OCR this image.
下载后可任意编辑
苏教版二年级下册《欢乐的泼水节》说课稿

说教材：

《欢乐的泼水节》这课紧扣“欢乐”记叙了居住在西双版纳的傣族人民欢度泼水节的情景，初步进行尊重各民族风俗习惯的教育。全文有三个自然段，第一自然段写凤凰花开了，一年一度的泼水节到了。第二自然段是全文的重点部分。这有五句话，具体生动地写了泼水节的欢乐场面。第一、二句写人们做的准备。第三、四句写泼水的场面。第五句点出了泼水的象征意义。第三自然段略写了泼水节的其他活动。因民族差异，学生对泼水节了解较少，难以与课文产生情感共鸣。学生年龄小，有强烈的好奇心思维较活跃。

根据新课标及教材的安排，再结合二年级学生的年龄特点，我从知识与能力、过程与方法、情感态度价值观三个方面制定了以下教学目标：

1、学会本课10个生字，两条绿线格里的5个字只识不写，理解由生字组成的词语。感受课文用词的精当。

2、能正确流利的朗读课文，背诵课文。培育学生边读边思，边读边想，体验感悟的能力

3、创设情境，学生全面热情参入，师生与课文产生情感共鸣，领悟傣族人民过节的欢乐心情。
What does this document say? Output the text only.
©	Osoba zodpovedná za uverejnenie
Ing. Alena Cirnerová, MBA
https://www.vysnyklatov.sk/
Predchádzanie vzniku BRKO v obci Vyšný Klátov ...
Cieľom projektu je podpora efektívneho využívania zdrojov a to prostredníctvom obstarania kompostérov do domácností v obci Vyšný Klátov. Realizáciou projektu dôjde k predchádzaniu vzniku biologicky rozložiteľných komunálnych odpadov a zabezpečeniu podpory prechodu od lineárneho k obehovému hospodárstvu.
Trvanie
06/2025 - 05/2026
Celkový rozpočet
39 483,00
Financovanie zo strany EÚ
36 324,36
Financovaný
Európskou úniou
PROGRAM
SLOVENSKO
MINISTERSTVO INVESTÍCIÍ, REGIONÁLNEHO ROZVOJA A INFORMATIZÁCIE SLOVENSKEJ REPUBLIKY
------------------------------
**Aim**. Look above for every line with the word "欢乐的泼水节" and copy it.

**Response**.
苏教版二年级下册《欢乐的泼水节》说课稿
《欢乐的泼水节》这课紧扣“欢乐”记叙了居住在西双版纳的傣族人民欢度泼水节的情景，初步进行尊重各民族风俗习惯的教育。全文有三个自然段，第一自然段写凤凰花开了，一年一度的泼水节到了。第二自然段是全文的重点部分。这有五句话，具体生动地写了泼水节的欢乐场面。第一、二句写人们做的准备。第三、四句写泼水的场面。第五句点出了泼水的象征意义。第三自然段略写了泼水节的其他活动。因民族差异，学生对泼水节了解较少，难以与课文产生情感共鸣。学生年龄小，有强烈的好奇心思维较活跃。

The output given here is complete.